AIM OF THE EXERCISE = Work through the listing below and count the lines that hold "江泽民文选". Answer with the number alone.

Stored items:
START

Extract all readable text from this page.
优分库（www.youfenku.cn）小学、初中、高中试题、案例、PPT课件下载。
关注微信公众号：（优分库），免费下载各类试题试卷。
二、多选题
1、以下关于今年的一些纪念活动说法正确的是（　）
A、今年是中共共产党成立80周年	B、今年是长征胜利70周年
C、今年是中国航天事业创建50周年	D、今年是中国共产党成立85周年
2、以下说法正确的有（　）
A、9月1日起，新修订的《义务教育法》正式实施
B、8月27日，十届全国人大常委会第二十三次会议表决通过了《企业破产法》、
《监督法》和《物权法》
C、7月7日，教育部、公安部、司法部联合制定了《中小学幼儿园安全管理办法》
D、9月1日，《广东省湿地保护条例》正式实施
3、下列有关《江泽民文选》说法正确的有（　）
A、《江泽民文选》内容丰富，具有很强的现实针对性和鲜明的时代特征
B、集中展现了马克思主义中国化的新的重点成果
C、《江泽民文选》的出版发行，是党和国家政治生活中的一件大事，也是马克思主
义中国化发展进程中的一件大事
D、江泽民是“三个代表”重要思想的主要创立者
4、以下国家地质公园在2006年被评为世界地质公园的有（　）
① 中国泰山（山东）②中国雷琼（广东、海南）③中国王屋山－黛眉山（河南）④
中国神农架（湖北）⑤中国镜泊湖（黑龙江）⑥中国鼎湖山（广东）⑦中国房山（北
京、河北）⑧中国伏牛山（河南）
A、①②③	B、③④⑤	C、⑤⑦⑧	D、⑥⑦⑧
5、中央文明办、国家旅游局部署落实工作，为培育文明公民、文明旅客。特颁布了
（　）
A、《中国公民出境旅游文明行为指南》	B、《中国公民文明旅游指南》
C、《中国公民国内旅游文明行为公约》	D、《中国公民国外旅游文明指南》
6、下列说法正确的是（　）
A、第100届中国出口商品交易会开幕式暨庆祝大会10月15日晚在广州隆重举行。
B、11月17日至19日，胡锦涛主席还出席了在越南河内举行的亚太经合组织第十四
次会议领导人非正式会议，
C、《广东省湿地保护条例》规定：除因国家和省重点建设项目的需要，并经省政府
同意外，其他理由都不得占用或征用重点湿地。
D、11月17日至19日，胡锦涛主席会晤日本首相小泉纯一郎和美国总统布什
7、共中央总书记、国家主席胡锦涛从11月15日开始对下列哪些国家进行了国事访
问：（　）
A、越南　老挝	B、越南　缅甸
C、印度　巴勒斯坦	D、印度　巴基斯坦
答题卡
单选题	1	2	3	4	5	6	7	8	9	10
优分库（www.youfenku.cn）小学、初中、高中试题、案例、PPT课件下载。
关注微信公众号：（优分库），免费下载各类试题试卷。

END

RESPONSE = 3